**WHAT YOU SHOULD DO:**
The listing must be reproduced in full, exactly as it stands.

* Begin RECORDS *

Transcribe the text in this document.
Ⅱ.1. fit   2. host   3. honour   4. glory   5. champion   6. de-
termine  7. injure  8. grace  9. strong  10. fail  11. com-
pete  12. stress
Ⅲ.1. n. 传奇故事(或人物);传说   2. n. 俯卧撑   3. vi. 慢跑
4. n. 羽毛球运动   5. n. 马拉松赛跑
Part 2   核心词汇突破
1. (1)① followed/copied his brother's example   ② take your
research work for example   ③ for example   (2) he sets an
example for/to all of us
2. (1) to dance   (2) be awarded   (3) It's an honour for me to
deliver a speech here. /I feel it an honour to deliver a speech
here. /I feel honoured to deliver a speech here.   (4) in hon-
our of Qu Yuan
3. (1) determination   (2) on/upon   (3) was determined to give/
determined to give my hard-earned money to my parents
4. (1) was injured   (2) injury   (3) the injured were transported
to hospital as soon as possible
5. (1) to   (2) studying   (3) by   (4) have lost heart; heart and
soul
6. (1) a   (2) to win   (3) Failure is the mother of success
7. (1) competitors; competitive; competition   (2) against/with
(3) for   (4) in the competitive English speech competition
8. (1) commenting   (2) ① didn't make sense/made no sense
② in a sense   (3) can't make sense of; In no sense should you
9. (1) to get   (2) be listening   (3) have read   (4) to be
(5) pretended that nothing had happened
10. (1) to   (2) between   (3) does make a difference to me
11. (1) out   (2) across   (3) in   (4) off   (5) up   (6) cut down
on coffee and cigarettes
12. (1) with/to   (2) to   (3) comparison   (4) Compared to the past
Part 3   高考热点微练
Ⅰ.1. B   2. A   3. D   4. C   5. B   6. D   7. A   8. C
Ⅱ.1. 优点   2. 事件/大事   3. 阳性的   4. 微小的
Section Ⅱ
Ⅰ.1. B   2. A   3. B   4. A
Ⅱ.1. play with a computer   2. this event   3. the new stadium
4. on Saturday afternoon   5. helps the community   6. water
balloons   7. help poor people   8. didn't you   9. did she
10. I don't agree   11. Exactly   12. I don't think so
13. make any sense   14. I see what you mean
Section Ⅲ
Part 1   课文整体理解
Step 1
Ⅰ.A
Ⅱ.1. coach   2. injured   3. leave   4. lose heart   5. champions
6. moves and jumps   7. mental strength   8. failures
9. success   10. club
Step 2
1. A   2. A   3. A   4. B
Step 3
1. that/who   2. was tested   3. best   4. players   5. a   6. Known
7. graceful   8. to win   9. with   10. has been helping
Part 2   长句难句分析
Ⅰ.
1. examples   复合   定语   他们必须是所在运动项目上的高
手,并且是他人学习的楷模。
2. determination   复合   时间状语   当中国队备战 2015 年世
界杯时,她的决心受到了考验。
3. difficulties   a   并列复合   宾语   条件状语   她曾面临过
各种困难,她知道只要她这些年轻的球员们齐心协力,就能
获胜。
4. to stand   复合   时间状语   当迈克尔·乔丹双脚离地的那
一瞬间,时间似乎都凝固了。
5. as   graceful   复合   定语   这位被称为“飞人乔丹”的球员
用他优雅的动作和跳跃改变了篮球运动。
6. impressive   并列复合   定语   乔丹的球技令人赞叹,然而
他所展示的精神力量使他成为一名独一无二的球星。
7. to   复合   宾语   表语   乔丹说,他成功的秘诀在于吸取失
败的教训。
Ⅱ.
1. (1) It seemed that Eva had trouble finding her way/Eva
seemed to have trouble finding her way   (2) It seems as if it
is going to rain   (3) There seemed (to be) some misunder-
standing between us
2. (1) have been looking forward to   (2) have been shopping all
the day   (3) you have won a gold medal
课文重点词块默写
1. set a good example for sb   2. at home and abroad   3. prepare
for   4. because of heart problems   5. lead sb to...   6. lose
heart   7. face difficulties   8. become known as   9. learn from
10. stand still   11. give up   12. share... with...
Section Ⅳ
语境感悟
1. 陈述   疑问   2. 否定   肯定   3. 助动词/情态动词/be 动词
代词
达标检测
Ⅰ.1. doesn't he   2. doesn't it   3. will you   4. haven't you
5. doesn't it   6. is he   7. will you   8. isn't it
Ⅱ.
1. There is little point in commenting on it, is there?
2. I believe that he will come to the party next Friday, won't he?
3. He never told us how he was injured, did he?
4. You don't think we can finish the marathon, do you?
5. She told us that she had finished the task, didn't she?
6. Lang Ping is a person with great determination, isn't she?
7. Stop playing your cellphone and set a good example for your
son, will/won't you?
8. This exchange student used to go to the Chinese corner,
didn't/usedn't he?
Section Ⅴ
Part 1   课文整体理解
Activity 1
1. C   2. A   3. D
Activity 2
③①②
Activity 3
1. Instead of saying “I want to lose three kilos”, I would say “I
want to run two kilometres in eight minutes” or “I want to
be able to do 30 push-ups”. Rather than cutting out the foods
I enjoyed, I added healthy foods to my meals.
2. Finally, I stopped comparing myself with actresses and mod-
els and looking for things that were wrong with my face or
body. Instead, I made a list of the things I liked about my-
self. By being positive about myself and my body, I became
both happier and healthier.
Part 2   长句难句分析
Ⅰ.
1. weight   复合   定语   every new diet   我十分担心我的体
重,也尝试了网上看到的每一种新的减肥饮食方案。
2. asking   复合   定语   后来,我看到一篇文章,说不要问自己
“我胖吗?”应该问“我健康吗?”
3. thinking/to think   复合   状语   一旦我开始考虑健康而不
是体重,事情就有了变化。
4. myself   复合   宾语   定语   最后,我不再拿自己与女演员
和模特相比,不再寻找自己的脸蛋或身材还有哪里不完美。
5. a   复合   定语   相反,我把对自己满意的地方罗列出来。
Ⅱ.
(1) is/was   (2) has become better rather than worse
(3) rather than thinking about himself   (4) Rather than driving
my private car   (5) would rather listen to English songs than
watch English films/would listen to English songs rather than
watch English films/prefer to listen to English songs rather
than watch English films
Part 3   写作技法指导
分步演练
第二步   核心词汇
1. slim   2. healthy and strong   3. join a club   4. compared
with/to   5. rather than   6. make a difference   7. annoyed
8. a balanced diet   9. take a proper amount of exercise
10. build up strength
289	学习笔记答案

* End RECORDS *

**THE COMPLETED TASK:**
Transcribe the text in this document.
Ⅱ.1. fit   2. host   3. honour   4. glory   5. champion   6. de-
termine  7. injure  8. grace  9. strong  10. fail  11. com-
pete  12. stress
Ⅲ.1. n. 传奇故事(或人物);传说   2. n. 俯卧撑   3. vi. 慢跑
4. n. 羽毛球运动   5. n. 马拉松赛跑
Part 2   核心词汇突破
1. (1)① followed/copied his brother's example   ② take your
research work for example   ③ for example   (2) he sets an
example for/to all of us
2. (1) to dance   (2) be awarded   (3) It's an honour for me to
deliver a speech here. /I feel it an honour to deliver a speech
here. /I feel honoured to deliver a speech here.   (4) in hon-
our of Qu Yuan
3. (1) determination   (2) on/upon   (3) was determined to give/
determined to give my hard-earned money to my parents
4. (1) was injured   (2) injury   (3) the injured were transported
to hospital as soon as possible
5. (1) to   (2) studying   (3) by   (4) have lost heart; heart and
soul
6. (1) a   (2) to win   (3) Failure is the mother of success
7. (1) competitors; competitive; competition   (2) against/with
(3) for   (4) in the competitive English speech competition
8. (1) commenting   (2) ① didn't make sense/made no sense
② in a sense   (3) can't make sense of; In no sense should you
9. (1) to get   (2) be listening   (3) have read   (4) to be
(5) pretended that nothing had happened
10. (1) to   (2) between   (3) does make a difference to me
11. (1) out   (2) across   (3) in   (4) off   (5) up   (6) cut down
on coffee and cigarettes
12. (1) with/to   (2) to   (3) comparison   (4) Compared to the past
Part 3   高考热点微练
Ⅰ.1. B   2. A   3. D   4. C   5. B   6. D   7. A   8. C
Ⅱ.1. 优点   2. 事件/大事   3. 阳性的   4. 微小的
Section Ⅱ
Ⅰ.1. B   2. A   3. B   4. A
Ⅱ.1. play with a computer   2. this event   3. the new stadium
4. on Saturday afternoon   5. helps the community   6. water
balloons   7. help poor people   8. didn't you   9. did she
10. I don't agree   11. Exactly   12. I don't think so
13. make any sense   14. I see what you mean
Section Ⅲ
Part 1   课文整体理解
Step 1
Ⅰ.A
Ⅱ.1. coach   2. injured   3. leave   4. lose heart   5. champions
6. moves and jumps   7. mental strength   8. failures
9. success   10. club
Step 2
1. A   2. A   3. A   4. B
Step 3
1. that/who   2. was tested   3. best   4. players   5. a   6. Known
7. graceful   8. to win   9. with   10. has been helping
Part 2   长句难句分析
Ⅰ.
1. examples   复合   定语   他们必须是所在运动项目上的高
手,并且是他人学习的楷模。
2. determination   复合   时间状语   当中国队备战 2015 年世
界杯时,她的决心受到了考验。
3. difficulties   a   并列复合   宾语   条件状语   她曾面临过
各种困难,她知道只要她这些年轻的球员们齐心协力,就能
获胜。
4. to stand   复合   时间状语   当迈克尔·乔丹双脚离地的那
一瞬间,时间似乎都凝固了。
5. as   graceful   复合   定语   这位被称为“飞人乔丹”的球员
用他优雅的动作和跳跃改变了篮球运动。
6. impressive   并列复合   定语   乔丹的球技令人赞叹,然而
他所展示的精神力量使他成为一名独一无二的球星。
7. to   复合   宾语   表语   乔丹说,他成功的秘诀在于吸取失
败的教训。
Ⅱ.
1. (1) It seemed that Eva had trouble finding her way/Eva
seemed to have trouble finding her way   (2) It seems as if it
is going to rain   (3) There seemed (to be) some misunder-
standing between us
2. (1) have been looking forward to   (2) have been shopping all
the day   (3) you have won a gold medal
课文重点词块默写
1. set a good example for sb   2. at home and abroad   3. prepare
for   4. because of heart problems   5. lead sb to...   6. lose
heart   7. face difficulties   8. become known as   9. learn from
10. stand still   11. give up   12. share... with...
Section Ⅳ
语境感悟
1. 陈述   疑问   2. 否定   肯定   3. 助动词/情态动词/be 动词
代词
达标检测
Ⅰ.1. doesn't he   2. doesn't it   3. will you   4. haven't you
5. doesn't it   6. is he   7. will you   8. isn't it
Ⅱ.
1. There is little point in commenting on it, is there?
2. I believe that he will come to the party next Friday, won't he?
3. He never told us how he was injured, did he?
4. You don't think we can finish the marathon, do you?
5. She told us that she had finished the task, didn't she?
6. Lang Ping is a person with great determination, isn't she?
7. Stop playing your cellphone and set a good example for your
son, will/won't you?
8. This exchange student used to go to the Chinese corner,
didn't/usedn't he?
Section Ⅴ
Part 1   课文整体理解
Activity 1
1. C   2. A   3. D
Activity 2
③①②
Activity 3
1. Instead of saying “I want to lose three kilos”, I would say “I
want to run two kilometres in eight minutes” or “I want to
be able to do 30 push-ups”. Rather than cutting out the foods
I enjoyed, I added healthy foods to my meals.
2. Finally, I stopped comparing myself with actresses and mod-
els and looking for things that were wrong with my face or
body. Instead, I made a list of the things I liked about my-
self. By being positive about myself and my body, I became
both happier and healthier.
Part 2   长句难句分析
Ⅰ.
1. weight   复合   定语   every new diet   我十分担心我的体
重,也尝试了网上看到的每一种新的减肥饮食方案。
2. asking   复合   定语   后来,我看到一篇文章,说不要问自己
“我胖吗?”应该问“我健康吗?”
3. thinking/to think   复合   状语   一旦我开始考虑健康而不
是体重,事情就有了变化。
4. myself   复合   宾语   定语   最后,我不再拿自己与女演员
和模特相比,不再寻找自己的脸蛋或身材还有哪里不完美。
5. a   复合   定语   相反,我把对自己满意的地方罗列出来。
Ⅱ.
(1) is/was   (2) has become better rather than worse
(3) rather than thinking about himself   (4) Rather than driving
my private car   (5) would rather listen to English songs than
watch English films/would listen to English songs rather than
watch English films/prefer to listen to English songs rather
than watch English films
Part 3   写作技法指导
分步演练
第二步   核心词汇
1. slim   2. healthy and strong   3. join a club   4. compared
with/to   5. rather than   6. make a difference   7. annoyed
8. a balanced diet   9. take a proper amount of exercise
10. build up strength
289	学习笔记答案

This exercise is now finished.